Stored dataset items:
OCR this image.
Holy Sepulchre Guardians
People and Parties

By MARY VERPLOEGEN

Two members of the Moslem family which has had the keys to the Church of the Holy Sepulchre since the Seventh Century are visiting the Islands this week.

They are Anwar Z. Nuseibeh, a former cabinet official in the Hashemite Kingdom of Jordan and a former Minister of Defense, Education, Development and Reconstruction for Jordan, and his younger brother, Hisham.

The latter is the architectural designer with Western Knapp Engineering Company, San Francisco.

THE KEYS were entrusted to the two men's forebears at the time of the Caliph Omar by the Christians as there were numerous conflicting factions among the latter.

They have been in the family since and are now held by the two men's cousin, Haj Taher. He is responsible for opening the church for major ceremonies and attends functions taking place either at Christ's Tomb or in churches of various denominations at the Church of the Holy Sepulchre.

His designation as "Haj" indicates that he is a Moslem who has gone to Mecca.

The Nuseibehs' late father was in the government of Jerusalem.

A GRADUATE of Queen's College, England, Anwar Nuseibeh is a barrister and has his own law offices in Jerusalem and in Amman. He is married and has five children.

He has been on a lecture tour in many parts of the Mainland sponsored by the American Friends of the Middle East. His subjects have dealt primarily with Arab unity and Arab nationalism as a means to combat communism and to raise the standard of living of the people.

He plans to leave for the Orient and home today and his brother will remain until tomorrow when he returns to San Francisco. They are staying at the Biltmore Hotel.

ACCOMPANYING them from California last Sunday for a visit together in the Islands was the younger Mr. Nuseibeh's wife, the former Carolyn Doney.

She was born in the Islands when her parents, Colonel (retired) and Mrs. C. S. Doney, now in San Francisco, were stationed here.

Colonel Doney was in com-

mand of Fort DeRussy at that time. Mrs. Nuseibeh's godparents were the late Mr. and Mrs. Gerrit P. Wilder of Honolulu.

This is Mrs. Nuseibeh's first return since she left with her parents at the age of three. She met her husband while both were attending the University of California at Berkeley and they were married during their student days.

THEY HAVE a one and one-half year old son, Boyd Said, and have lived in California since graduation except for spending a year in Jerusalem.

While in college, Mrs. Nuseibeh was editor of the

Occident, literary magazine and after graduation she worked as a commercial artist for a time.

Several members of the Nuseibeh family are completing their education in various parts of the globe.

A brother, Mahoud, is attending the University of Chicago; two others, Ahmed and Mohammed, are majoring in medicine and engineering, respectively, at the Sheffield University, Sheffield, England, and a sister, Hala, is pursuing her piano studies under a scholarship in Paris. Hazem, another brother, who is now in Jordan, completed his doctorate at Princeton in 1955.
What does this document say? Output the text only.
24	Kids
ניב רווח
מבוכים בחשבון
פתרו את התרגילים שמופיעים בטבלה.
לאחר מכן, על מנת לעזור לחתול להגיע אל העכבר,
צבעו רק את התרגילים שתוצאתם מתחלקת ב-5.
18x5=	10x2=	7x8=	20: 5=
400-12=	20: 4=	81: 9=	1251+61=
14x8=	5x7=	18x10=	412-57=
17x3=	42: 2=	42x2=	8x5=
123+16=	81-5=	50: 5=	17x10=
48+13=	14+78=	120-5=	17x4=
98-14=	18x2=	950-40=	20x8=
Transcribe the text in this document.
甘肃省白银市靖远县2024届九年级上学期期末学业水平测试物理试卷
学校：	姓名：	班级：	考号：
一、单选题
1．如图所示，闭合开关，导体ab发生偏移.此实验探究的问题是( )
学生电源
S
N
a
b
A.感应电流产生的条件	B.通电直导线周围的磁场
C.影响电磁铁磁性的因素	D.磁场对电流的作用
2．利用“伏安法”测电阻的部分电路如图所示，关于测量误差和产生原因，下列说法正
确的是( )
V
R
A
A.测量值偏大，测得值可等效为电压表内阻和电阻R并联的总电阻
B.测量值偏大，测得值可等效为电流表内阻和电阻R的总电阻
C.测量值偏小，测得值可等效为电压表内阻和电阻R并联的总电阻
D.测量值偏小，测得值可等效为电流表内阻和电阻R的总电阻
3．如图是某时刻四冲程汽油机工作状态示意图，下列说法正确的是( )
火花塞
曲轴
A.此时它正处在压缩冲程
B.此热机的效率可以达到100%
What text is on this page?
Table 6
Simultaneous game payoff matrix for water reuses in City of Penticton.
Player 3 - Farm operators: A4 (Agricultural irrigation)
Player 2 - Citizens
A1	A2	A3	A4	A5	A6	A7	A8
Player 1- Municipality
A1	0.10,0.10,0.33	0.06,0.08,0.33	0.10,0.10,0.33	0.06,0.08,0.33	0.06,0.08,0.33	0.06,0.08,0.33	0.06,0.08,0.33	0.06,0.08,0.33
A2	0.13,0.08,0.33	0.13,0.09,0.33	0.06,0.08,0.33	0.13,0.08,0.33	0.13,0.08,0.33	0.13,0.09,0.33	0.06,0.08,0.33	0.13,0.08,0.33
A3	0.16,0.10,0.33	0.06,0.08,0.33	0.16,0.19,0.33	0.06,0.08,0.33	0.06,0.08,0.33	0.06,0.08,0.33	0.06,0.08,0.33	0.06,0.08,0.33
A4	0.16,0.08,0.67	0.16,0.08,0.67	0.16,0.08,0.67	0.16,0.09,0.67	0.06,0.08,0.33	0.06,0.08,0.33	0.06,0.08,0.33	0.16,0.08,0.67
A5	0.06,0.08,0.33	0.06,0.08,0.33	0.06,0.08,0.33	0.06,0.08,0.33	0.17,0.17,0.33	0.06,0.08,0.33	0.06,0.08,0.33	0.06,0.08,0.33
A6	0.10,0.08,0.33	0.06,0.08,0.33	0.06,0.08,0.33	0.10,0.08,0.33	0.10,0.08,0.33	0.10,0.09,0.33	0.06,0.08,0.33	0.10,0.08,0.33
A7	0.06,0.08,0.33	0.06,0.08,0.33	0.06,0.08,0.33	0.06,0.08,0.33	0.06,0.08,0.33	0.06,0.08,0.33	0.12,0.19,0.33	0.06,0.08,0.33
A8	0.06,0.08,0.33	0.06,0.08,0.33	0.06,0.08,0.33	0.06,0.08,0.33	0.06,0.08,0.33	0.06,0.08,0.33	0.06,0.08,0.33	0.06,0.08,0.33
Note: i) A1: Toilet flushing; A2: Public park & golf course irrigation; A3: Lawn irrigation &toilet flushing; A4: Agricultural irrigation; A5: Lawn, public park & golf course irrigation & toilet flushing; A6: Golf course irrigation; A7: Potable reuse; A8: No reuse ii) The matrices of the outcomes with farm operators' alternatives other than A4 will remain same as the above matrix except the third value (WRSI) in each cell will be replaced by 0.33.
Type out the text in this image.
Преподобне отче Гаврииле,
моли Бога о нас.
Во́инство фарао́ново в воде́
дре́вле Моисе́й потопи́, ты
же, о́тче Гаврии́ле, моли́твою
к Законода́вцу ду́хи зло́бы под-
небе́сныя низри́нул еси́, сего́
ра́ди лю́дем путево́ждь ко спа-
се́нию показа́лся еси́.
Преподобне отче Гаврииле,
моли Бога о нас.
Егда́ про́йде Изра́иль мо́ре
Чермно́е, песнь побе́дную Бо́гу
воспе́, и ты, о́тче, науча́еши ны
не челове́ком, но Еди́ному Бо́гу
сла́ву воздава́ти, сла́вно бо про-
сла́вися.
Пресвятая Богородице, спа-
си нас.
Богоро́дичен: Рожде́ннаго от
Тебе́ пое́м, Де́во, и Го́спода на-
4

• _GOAL_: All of the records must be retyped exactly as they are.

• _SOLUTION TO THE EXERCISE_:
OCR this image.
Holy Sepulchre Guardians
People and Parties

By MARY VERPLOEGEN

Two members of the Moslem family which has had the keys to the Church of the Holy Sepulchre since the Seventh Century are visiting the Islands this week.

They are Anwar Z. Nuseibeh, a former cabinet official in the Hashemite Kingdom of Jordan and a former Minister of Defense, Education, Development and Reconstruction for Jordan, and his younger brother, Hisham.

The latter is the architectural designer with Western Knapp Engineering Company, San Francisco.

THE KEYS were entrusted to the two men's forebears at the time of the Caliph Omar by the Christians as there were numerous conflicting factions among the latter.

They have been in the family since and are now held by the two men's cousin, Haj Taher. He is responsible for opening the church for major ceremonies and attends functions taking place either at Christ's Tomb or in churches of various denominations at the Church of the Holy Sepulchre.

His designation as "Haj" indicates that he is a Moslem who has gone to Mecca.

The Nuseibehs' late father was in the government of Jerusalem.

A GRADUATE of Queen's College, England, Anwar Nuseibeh is a barrister and has his own law offices in Jerusalem and in Amman. He is married and has five children.

He has been on a lecture tour in many parts of the Mainland sponsored by the American Friends of the Middle East. His subjects have dealt primarily with Arab unity and Arab nationalism as a means to combat communism and to raise the standard of living of the people.

He plans to leave for the Orient and home today and his brother will remain until tomorrow when he returns to San Francisco. They are staying at the Biltmore Hotel.

ACCOMPANYING them from California last Sunday for a visit together in the Islands was the younger Mr. Nuseibeh's wife, the former Carolyn Doney.

She was born in the Islands when her parents, Colonel (retired) and Mrs. C. S. Doney, now in San Francisco, were stationed here.

Colonel Doney was in com-

mand of Fort DeRussy at that time. Mrs. Nuseibeh's godparents were the late Mr. and Mrs. Gerrit P. Wilder of Honolulu.

This is Mrs. Nuseibeh's first return since she left with her parents at the age of three. She met her husband while both were attending the University of California at Berkeley and they were married during their student days.

THEY HAVE a one and one-half year old son, Boyd Said, and have lived in California since graduation except for spending a year in Jerusalem.

While in college, Mrs. Nuseibeh was editor of the

Occident, literary magazine and after graduation she worked as a commercial artist for a time.

Several members of the Nuseibeh family are completing their education in various parts of the globe.

A brother, Mahoud, is attending the University of Chicago; two others, Ahmed and Mohammed, are majoring in medicine and engineering, respectively, at the Sheffield University, Sheffield, England, and a sister, Hala, is pursuing her piano studies under a scholarship in Paris. Hazem, another brother, who is now in Jordan, completed his doctorate at Princeton in 1955.
What does this document say? Output the text only.
24	Kids
ניב רווח
מבוכים בחשבון
פתרו את התרגילים שמופיעים בטבלה.
לאחר מכן, על מנת לעזור לחתול להגיע אל העכבר,
צבעו רק את התרגילים שתוצאתם מתחלקת ב-5.
18x5=	10x2=	7x8=	20: 5=
400-12=	20: 4=	81: 9=	1251+61=
14x8=	5x7=	18x10=	412-57=
17x3=	42: 2=	42x2=	8x5=
123+16=	81-5=	50: 5=	17x10=
48+13=	14+78=	120-5=	17x4=
98-14=	18x2=	950-40=	20x8=
Transcribe the text in this document.
甘肃省白银市靖远县2024届九年级上学期期末学业水平测试物理试卷
学校：	姓名：	班级：	考号：
一、单选题
1．如图所示，闭合开关，导体ab发生偏移.此实验探究的问题是( )
学生电源
S
N
a
b
A.感应电流产生的条件	B.通电直导线周围的磁场
C.影响电磁铁磁性的因素	D.磁场对电流的作用
2．利用“伏安法”测电阻的部分电路如图所示，关于测量误差和产生原因，下列说法正
确的是( )
V
R
A
A.测量值偏大，测得值可等效为电压表内阻和电阻R并联的总电阻
B.测量值偏大，测得值可等效为电流表内阻和电阻R的总电阻
C.测量值偏小，测得值可等效为电压表内阻和电阻R并联的总电阻
D.测量值偏小，测得值可等效为电流表内阻和电阻R的总电阻
3．如图是某时刻四冲程汽油机工作状态示意图，下列说法正确的是( )
火花塞
曲轴
A.此时它正处在压缩冲程
B.此热机的效率可以达到100%
What text is on this page?
Table 6
Simultaneous game payoff matrix for water reuses in City of Penticton.
Player 3 - Farm operators: A4 (Agricultural irrigation)
Player 2 - Citizens
A1	A2	A3	A4	A5	A6	A7	A8
Player 1- Municipality
A1	0.10,0.10,0.33	0.06,0.08,0.33	0.10,0.10,0.33	0.06,0.08,0.33	0.06,0.08,0.33	0.06,0.08,0.33	0.06,0.08,0.33	0.06,0.08,0.33
A2	0.13,0.08,0.33	0.13,0.09,0.33	0.06,0.08,0.33	0.13,0.08,0.33	0.13,0.08,0.33	0.13,0.09,0.33	0.06,0.08,0.33	0.13,0.08,0.33
A3	0.16,0.10,0.33	0.06,0.08,0.33	0.16,0.19,0.33	0.06,0.08,0.33	0.06,0.08,0.33	0.06,0.08,0.33	0.06,0.08,0.33	0.06,0.08,0.33
A4	0.16,0.08,0.67	0.16,0.08,0.67	0.16,0.08,0.67	0.16,0.09,0.67	0.06,0.08,0.33	0.06,0.08,0.33	0.06,0.08,0.33	0.16,0.08,0.67
A5	0.06,0.08,0.33	0.06,0.08,0.33	0.06,0.08,0.33	0.06,0.08,0.33	0.17,0.17,0.33	0.06,0.08,0.33	0.06,0.08,0.33	0.06,0.08,0.33
A6	0.10,0.08,0.33	0.06,0.08,0.33	0.06,0.08,0.33	0.10,0.08,0.33	0.10,0.08,0.33	0.10,0.09,0.33	0.06,0.08,0.33	0.10,0.08,0.33
A7	0.06,0.08,0.33	0.06,0.08,0.33	0.06,0.08,0.33	0.06,0.08,0.33	0.06,0.08,0.33	0.06,0.08,0.33	0.12,0.19,0.33	0.06,0.08,0.33
A8	0.06,0.08,0.33	0.06,0.08,0.33	0.06,0.08,0.33	0.06,0.08,0.33	0.06,0.08,0.33	0.06,0.08,0.33	0.06,0.08,0.33	0.06,0.08,0.33
Note: i) A1: Toilet flushing; A2: Public park & golf course irrigation; A3: Lawn irrigation &toilet flushing; A4: Agricultural irrigation; A5: Lawn, public park & golf course irrigation & toilet flushing; A6: Golf course irrigation; A7: Potable reuse; A8: No reuse ii) The matrices of the outcomes with farm operators' alternatives other than A4 will remain same as the above matrix except the third value (WRSI) in each cell will be replaced by 0.33.
Type out the text in this image.
Преподобне отче Гаврииле,
моли Бога о нас.
Во́инство фарао́ново в воде́
дре́вле Моисе́й потопи́, ты
же, о́тче Гаврии́ле, моли́твою
к Законода́вцу ду́хи зло́бы под-
небе́сныя низри́нул еси́, сего́
ра́ди лю́дем путево́ждь ко спа-
се́нию показа́лся еси́.
Преподобне отче Гаврииле,
моли Бога о нас.
Егда́ про́йде Изра́иль мо́ре
Чермно́е, песнь побе́дную Бо́гу
воспе́, и ты, о́тче, науча́еши ны
не челове́ком, но Еди́ному Бо́гу
сла́ву воздава́ти, сла́вно бо про-
сла́вися.
Пресвятая Богородице, спа-
си нас.
Богоро́дичен: Рожде́ннаго от
Тебе́ пое́м, Де́во, и Го́спода на-
4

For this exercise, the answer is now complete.